** Start Data for the task **

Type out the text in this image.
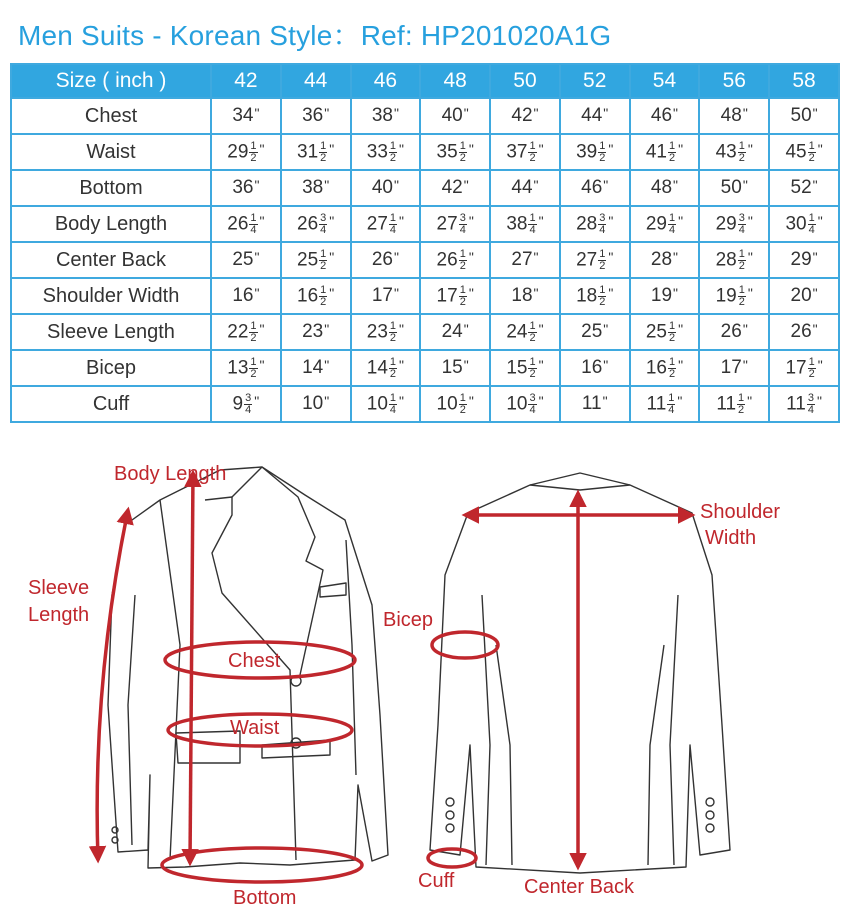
Men Suits - Korean Style：Ref: HP201020A1G
Size ( inch )	42	44	46	48	50	52	54	56	58
Chest	34"	36"	38"	40"	42"	44"	46"	48"	50"
Waist	$29 \frac{1}{2} ^"$	$31 \frac{1}{2} ^"$	$33 \frac{1}{2} ^"$	$35 \frac{1}{2} ^"$	$37 \frac{1}{2} ^"$	$39 \frac{1}{2} ^"$	$41 \frac{1}{2} ^"$	$43 \frac{1}{2} ^"$	$45 \frac{1}{2} ^"$
Bottom	36"	38"	40"	42"	44"	46"	48"	50"	52"
Body Length	$26 \frac{1}{4} ^"$	$26 \frac{3}{4} ^"$	$27 \frac{1}{4} ^"$	$27 \frac{3}{4} ^"$	$38 \frac{1}{4} ^"$	$28 \frac{3}{4} ^"$	$29 \frac{1}{4} ^"$	$29 \frac{3}{4} ^"$	$30 \frac{1}{4} ^"$
Center Back	25"	$25 \frac{1}{2} ^"$	26"	$26 \frac{1}{2} ^"$	27"	$27 \frac{1}{2} ^"$	28"	$28 \frac{1}{2} ^"$	29"
Shoulder Width	16"	$16 \frac{1}{2} ^"$	17"	$17 \frac{1}{2} ^"$	18"	$18 \frac{1}{2} ^"$	19"	$19 \frac{1}{2} ^"$	20"
Sleeve Length	$22 \frac{1}{2} ^"$	23"	$23 \frac{1}{2} ^"$	24"	$24 \frac{1}{2} ^"$	25"	$25 \frac{1}{2} ^"$	26"	26"
Bicep	$13 \frac{1}{2} ^"$	14"	$14 \frac{1}{2} ^"$	15"	$15 \frac{1}{2} ^"$	16"	$16 \frac{1}{2} ^"$	17"	$17 \frac{1}{2} ^"$
Cuff	$9 \frac{3}{4} ^"$	10"	$10 \frac{1}{4} ^"$	$10 \frac{1}{2} ^"$	$10 \frac{3}{4} ^"$	11"	$11 \frac{1}{4} ^"$	$11 \frac{1}{2} ^"$	$11 \frac{3}{4} ^"$
Body Length
Sleeve
Length
Chest
Waist
Bottom
Shoulder
Width
Bicep
Cuff	Center Back
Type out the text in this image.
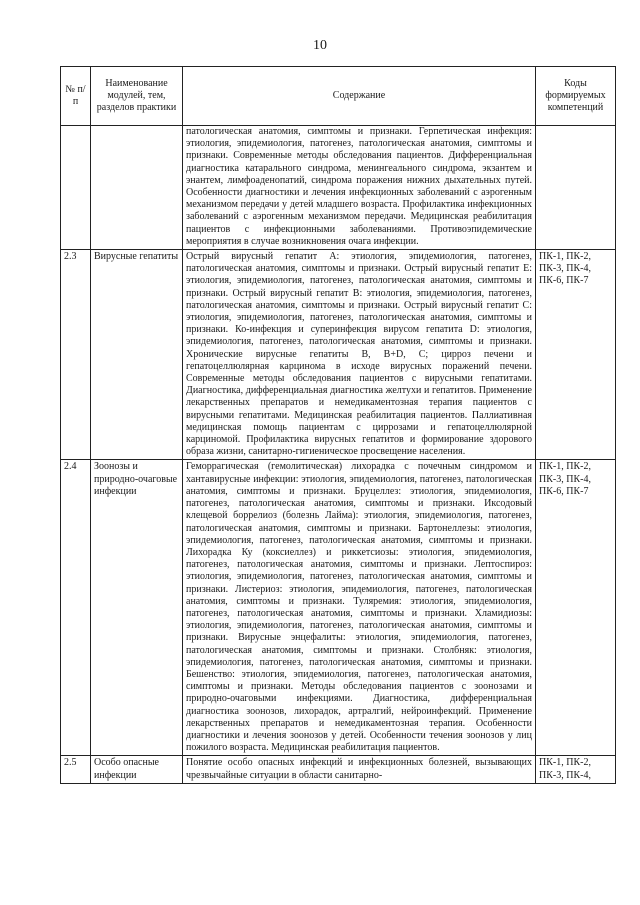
10
№ п/п	Наименование модулей, тем, разделов практики	Содержание	Коды формируемых компетенций
		патологическая анатомия, симптомы и признаки. Герпетическая инфекция: этиология, эпидемиология, патогенез, патологическая анатомия, симптомы и признаки. Современные методы обследования пациентов. Дифференциальная диагностика катарального синдрома, менингеального синдрома, экзантем и энантем, лимфоаденопатий, синдрома поражения нижних дыхательных путей. Особенности диагностики и лечения инфекционных заболеваний с аэрогенным механизмом передачи у детей младшего возраста. Профилактика инфекционных заболеваний с аэрогенным механизмом передачи. Медицинская реабилитация пациентов с инфекционными заболеваниями. Противоэпидемические мероприятия в случае возникновения очага инфекции.	
2.3	Вирусные гепатиты	Острый вирусный гепатит А: этиология, эпидемиология, патогенез, патологическая анатомия, симптомы и признаки. Острый вирусный гепатит Е: этиология, эпидемиология, патогенез, патологическая анатомия, симптомы и признаки. Острый вирусный гепатит В: этиология, эпидемиология, патогенез, патологическая анатомия, симптомы и признаки. Острый вирусный гепатит С: этиология, эпидемиология, патогенез, патологическая анатомия, симптомы и признаки. Ко-инфекция и суперинфекция вирусом гепатита D: этиология, эпидемиология, патогенез, патологическая анатомия, симптомы и признаки. Хронические вирусные гепатиты В, В+D, С; цирроз печени и гепатоцеллюлярная карцинома в исходе вирусных поражений печени. Современные методы обследования пациентов с вирусными гепатитами. Диагностика, дифференциальная диагностика желтухи и гепатитов. Применение лекарственных препаратов и немедикаментозная терапия пациентов с вирусными гепатитами. Медицинская реабилитация пациентов. Паллиативная медицинская помощь пациентам с циррозами и гепатоцеллюлярной карциномой. Профилактика вирусных гепатитов и формирование здорового образа жизни, санитарно-гигиеническое просвещение населения.	ПК-1, ПК-2, ПК-3, ПК-4, ПК-6, ПК-7
2.4	Зоонозы и природно-очаговые инфекции	Геморрагическая (гемолитическая) лихорадка с почечным синдромом и хантавирусные инфекции: этиология, эпидемиология, патогенез, патологическая анатомия, симптомы и признаки. Бруцеллез: этиология, эпидемиология, патогенез, патологическая анатомия, симптомы и признаки. Иксодовый клещевой боррелиоз (болезнь Лайма): этиология, эпидемиология, патогенез, патологическая анатомия, симптомы и признаки. Бартонеллезы: этиология, эпидемиология, патогенез, патологическая анатомия, симптомы и признаки. Лихорадка Ку (коксиеллез) и риккетсиозы: этиология, эпидемиология, патогенез, патологическая анатомия, симптомы и признаки. Лептоспироз: этиология, эпидемиология, патогенез, патологическая анатомия, симптомы и признаки. Листериоз: этиология, эпидемиология, патогенез, патологическая анатомия, симптомы и признаки. Туляремия: этиология, эпидемиология, патогенез, патологическая анатомия, симптомы и признаки. Хламидиозы: этиология, эпидемиология, патогенез, патологическая анатомия, симптомы и признаки. Вирусные энцефалиты: этиология, эпидемиология, патогенез, патологическая анатомия, симптомы и признаки. Столбняк: этиология, эпидемиология, патогенез, патологическая анатомия, симптомы и признаки. Бешенство: этиология, эпидемиология, патогенез, патологическая анатомия, симптомы и признаки. Методы обследования пациентов с зоонозами и природно-очаговыми инфекциями. Диагностика, дифференциальная диагностика зоонозов, лихорадок, артралгий, нейроинфекций. Применение лекарственных препаратов и немедикаментозная терапия. Особенности диагностики и лечения зоонозов у детей. Особенности течения зоонозов у лиц пожилого возраста. Медицинская реабилитация пациентов.	ПК-1, ПК-2, ПК-3, ПК-4, ПК-6, ПК-7
2.5	Особо опасные инфекции	Понятие особо опасных инфекций и инфекционных болезней, вызывающих чрезвычайные ситуации в области санитарно-	ПК-1, ПК-2, ПК-3, ПК-4,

** End Data for the task **

### The request
Scan the lines for the string "Bicep". Pick out every line that has it.

### Exercise result
Bicep	$13 \frac{1}{2} ^"$	14"	$14 \frac{1}{2} ^"$	15"	$15 \frac{1}{2} ^"$	16"	$16 \frac{1}{2} ^"$	17"	$17 \frac{1}{2} ^"$
Bicep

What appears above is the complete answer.